ASSIGNMENT: Which lines in the listing below contain "nutritive"? Copy each of them.
━━━━━ EXTRACTED DATA
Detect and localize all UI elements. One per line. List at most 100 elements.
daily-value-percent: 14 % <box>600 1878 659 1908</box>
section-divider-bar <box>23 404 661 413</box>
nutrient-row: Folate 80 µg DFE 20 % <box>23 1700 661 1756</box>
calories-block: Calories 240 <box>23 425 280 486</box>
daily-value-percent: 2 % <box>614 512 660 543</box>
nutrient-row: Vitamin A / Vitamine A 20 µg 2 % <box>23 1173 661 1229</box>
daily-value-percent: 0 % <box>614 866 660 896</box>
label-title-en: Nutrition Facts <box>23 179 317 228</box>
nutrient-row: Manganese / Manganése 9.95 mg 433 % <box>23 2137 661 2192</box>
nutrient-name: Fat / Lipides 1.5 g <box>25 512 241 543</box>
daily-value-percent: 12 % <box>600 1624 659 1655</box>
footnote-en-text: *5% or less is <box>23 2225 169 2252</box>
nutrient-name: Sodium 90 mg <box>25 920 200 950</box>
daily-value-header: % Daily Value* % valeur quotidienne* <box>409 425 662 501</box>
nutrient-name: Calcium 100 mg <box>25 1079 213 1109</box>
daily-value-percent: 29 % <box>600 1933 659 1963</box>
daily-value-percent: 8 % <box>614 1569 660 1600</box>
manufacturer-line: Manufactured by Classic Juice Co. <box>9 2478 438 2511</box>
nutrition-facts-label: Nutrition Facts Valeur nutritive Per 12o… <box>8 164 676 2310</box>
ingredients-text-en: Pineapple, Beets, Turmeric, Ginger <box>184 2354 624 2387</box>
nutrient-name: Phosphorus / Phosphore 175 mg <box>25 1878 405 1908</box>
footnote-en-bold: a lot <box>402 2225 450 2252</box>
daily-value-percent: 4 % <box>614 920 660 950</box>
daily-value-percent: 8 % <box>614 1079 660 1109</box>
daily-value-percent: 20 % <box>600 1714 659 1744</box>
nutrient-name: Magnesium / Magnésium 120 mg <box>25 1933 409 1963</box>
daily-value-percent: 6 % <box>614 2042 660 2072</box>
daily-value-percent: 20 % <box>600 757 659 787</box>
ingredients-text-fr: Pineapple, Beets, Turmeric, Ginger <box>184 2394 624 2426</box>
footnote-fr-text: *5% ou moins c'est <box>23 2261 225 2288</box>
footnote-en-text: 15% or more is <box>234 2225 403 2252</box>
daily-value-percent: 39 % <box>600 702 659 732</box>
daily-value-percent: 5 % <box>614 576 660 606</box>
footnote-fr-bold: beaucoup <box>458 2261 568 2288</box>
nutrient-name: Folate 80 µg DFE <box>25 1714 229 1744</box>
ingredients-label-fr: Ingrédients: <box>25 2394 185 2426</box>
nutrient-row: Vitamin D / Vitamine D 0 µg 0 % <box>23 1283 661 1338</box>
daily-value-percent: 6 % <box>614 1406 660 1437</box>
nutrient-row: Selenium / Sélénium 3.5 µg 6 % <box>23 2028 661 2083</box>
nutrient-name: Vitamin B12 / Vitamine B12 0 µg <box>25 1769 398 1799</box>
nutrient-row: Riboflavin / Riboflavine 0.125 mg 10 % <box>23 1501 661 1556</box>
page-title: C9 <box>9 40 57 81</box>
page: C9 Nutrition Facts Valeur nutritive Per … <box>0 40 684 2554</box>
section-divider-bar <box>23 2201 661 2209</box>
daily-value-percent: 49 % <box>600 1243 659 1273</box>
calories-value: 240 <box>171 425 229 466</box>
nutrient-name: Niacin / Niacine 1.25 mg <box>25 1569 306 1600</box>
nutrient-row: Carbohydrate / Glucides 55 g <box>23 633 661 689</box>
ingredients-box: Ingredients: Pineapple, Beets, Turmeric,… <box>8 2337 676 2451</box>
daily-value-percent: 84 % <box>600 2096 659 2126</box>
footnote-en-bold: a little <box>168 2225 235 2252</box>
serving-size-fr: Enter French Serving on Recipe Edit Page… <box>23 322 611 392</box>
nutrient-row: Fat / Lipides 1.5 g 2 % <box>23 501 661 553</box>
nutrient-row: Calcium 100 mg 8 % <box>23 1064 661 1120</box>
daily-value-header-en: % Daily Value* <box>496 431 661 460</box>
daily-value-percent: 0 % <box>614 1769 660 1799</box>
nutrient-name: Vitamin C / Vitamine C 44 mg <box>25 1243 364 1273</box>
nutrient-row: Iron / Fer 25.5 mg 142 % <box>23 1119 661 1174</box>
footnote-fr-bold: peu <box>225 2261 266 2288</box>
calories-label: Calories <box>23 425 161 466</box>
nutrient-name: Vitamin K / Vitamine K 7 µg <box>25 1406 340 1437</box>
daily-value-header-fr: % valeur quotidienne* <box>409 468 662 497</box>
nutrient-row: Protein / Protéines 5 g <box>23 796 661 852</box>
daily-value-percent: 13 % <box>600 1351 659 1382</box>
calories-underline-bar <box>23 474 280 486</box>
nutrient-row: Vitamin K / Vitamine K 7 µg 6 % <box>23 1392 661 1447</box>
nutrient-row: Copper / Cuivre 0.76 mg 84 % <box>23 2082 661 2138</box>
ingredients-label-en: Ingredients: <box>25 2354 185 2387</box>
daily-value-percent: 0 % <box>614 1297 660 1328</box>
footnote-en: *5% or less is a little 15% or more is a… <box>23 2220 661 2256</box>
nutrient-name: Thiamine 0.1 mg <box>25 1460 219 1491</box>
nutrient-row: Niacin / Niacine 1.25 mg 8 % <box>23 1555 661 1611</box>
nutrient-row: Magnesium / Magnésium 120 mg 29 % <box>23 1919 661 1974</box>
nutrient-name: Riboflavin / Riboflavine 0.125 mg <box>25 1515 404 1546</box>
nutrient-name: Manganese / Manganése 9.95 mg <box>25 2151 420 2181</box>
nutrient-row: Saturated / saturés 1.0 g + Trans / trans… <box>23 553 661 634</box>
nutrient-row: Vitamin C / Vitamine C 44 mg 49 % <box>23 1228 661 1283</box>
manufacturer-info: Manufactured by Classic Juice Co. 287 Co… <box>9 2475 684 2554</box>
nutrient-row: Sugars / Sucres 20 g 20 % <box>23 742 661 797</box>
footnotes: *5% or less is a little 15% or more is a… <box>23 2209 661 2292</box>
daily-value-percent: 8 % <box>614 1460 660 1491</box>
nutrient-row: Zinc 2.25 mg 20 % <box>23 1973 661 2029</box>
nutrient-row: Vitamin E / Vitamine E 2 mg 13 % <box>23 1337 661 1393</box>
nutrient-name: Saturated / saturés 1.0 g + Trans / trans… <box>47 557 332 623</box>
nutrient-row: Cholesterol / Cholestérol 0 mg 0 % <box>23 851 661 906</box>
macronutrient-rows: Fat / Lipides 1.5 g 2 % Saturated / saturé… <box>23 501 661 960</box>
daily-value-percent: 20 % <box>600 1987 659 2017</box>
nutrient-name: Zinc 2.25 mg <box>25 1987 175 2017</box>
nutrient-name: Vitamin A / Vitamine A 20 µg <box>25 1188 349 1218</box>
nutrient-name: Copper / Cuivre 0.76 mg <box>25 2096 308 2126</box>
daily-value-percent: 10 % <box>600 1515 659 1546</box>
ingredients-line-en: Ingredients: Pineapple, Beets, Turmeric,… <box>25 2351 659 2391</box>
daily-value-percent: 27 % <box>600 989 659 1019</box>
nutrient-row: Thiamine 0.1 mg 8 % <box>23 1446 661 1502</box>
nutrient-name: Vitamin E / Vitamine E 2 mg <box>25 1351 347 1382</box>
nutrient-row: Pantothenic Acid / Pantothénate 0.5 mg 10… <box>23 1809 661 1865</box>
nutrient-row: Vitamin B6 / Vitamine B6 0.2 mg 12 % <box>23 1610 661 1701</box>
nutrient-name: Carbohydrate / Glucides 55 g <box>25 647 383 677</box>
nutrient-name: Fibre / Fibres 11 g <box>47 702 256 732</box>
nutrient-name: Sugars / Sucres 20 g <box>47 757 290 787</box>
━━━━━━━━━━
SOLUTION FOR THIS PROBLEM:
nutrition-facts-label: Nutrition Facts Valeur nutritive Per 12o… <box>8 164 676 2310</box>
page: C9 Nutrition Facts Valeur nutritive Per … <box>0 40 684 2554</box>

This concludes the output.